What you are asked to do: Identify and pull out each line of the entries in which "scans" occurs.

Stored data:

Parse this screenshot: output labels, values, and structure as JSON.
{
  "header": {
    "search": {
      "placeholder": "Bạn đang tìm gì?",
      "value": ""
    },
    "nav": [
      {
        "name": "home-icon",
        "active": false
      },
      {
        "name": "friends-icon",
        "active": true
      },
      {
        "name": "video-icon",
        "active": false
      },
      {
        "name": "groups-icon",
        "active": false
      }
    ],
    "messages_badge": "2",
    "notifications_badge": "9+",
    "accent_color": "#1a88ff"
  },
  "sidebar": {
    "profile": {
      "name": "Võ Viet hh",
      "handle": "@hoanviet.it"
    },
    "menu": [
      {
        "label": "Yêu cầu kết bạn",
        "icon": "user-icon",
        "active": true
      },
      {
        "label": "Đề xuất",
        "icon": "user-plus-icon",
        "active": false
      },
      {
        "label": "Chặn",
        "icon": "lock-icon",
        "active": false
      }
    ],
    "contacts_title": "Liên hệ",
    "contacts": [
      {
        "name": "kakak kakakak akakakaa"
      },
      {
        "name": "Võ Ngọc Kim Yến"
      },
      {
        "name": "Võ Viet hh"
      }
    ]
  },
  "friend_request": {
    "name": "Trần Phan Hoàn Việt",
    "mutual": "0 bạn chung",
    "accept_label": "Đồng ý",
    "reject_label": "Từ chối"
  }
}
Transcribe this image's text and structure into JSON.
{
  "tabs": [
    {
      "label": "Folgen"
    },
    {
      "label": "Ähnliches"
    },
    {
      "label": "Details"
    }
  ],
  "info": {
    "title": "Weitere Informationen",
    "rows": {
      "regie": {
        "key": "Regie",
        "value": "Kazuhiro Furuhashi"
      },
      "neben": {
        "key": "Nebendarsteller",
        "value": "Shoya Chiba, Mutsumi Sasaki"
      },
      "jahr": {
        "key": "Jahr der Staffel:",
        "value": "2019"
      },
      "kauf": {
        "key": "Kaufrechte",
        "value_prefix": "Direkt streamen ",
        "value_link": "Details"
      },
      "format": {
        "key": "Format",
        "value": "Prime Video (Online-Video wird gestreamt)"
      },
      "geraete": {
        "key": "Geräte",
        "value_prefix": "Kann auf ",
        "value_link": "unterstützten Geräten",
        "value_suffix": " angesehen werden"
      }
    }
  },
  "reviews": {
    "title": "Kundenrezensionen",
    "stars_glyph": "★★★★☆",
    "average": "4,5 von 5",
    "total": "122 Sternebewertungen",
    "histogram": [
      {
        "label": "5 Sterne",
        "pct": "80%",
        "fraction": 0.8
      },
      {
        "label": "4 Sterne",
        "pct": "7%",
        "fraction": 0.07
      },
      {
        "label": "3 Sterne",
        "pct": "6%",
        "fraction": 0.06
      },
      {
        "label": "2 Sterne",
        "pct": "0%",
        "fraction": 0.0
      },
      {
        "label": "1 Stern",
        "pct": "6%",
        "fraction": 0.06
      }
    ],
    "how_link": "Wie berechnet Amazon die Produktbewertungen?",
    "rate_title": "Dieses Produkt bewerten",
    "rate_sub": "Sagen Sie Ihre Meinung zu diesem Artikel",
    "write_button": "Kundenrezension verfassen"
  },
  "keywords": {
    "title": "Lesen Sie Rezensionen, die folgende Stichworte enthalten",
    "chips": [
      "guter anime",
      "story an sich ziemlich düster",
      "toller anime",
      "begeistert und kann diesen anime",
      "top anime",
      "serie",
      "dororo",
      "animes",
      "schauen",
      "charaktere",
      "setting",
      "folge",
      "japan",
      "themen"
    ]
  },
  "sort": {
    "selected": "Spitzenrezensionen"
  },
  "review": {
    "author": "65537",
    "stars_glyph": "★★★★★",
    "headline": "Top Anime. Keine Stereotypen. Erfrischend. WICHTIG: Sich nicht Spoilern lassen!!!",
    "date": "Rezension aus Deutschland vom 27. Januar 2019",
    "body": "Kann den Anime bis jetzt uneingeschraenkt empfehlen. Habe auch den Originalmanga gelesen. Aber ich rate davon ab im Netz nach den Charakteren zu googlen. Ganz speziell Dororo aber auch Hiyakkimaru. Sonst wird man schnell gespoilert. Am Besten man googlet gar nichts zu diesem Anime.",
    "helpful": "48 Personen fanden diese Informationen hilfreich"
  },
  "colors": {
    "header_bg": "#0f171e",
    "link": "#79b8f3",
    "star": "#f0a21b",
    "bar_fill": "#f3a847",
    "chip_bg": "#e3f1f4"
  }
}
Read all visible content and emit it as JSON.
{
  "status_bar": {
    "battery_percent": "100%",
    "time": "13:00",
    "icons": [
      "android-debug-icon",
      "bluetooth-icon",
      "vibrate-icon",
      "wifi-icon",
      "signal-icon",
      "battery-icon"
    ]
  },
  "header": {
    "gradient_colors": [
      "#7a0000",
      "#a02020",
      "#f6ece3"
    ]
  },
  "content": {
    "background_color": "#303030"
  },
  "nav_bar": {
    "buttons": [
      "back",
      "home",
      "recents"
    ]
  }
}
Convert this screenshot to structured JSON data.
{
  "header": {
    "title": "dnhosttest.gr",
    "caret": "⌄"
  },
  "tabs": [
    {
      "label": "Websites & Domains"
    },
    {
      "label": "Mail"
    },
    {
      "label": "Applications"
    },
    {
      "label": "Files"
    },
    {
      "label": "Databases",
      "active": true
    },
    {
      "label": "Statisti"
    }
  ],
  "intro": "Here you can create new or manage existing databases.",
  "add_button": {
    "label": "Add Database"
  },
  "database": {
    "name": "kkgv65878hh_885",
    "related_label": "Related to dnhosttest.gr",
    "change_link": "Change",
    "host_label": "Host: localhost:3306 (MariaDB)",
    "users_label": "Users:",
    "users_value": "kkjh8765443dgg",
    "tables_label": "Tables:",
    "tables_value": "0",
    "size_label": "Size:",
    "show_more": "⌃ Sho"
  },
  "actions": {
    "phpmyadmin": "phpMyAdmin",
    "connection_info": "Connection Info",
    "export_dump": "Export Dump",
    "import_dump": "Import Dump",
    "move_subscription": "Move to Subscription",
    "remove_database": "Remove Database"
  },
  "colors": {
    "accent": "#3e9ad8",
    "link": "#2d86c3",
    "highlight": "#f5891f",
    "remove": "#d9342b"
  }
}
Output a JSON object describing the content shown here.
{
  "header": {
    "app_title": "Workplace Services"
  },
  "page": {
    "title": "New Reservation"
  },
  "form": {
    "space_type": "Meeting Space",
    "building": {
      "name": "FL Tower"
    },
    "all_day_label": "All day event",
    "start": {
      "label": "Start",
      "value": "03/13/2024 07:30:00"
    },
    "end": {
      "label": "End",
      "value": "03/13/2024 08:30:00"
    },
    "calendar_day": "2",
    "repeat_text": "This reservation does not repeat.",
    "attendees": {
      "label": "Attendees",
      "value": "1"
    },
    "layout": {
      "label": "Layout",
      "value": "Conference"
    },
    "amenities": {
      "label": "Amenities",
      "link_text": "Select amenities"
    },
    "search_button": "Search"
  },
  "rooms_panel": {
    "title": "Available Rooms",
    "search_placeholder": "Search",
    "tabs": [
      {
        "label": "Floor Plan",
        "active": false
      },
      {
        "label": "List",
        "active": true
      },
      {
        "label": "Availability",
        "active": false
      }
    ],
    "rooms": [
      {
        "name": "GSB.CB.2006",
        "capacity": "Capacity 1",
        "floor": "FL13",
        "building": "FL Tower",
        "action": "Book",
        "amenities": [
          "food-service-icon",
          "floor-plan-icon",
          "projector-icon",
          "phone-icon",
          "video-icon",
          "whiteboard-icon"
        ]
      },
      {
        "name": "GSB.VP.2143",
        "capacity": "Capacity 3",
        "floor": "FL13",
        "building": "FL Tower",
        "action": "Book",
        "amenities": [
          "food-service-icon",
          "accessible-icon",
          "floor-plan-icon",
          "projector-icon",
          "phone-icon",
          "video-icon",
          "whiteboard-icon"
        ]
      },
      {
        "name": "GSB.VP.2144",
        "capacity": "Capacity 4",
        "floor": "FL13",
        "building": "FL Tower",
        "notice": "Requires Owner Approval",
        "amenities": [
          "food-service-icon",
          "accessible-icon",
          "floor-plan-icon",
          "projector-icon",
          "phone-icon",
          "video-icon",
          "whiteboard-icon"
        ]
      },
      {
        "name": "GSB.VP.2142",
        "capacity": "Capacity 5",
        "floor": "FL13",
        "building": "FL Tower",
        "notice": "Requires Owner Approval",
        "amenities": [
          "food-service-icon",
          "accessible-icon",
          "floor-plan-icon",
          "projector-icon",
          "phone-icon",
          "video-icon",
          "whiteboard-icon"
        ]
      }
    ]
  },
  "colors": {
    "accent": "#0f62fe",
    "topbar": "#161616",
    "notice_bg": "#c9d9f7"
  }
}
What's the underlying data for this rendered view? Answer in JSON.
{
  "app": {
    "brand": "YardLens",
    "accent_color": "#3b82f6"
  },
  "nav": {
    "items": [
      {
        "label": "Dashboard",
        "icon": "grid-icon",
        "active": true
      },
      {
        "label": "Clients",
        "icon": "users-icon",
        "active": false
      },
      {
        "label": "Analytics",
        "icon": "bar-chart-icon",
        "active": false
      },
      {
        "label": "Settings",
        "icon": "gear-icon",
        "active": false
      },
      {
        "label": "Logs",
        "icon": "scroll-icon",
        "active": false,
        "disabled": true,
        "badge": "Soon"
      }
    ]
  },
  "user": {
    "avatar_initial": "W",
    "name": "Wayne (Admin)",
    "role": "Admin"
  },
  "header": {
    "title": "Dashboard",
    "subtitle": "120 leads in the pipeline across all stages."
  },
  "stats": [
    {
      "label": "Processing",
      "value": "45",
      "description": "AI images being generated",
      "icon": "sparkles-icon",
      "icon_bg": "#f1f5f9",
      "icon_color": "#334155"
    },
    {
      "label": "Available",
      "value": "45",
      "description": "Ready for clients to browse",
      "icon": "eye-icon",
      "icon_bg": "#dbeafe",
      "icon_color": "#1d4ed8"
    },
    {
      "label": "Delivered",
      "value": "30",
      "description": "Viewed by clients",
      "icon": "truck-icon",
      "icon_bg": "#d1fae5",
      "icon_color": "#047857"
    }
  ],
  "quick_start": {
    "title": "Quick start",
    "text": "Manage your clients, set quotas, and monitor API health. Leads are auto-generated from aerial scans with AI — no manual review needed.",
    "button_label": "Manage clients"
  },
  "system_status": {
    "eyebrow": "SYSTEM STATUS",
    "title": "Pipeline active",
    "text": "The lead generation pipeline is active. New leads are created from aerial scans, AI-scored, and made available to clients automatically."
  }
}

Solution for this task:
    "text": "Manage your clients, set quotas, and monitor API health. Leads are auto-generated from aerial scans with AI — no manual review needed.",
    "text": "The lead generation pipeline is active. New leads are created from aerial scans, AI-scored, and made available to clients automatically."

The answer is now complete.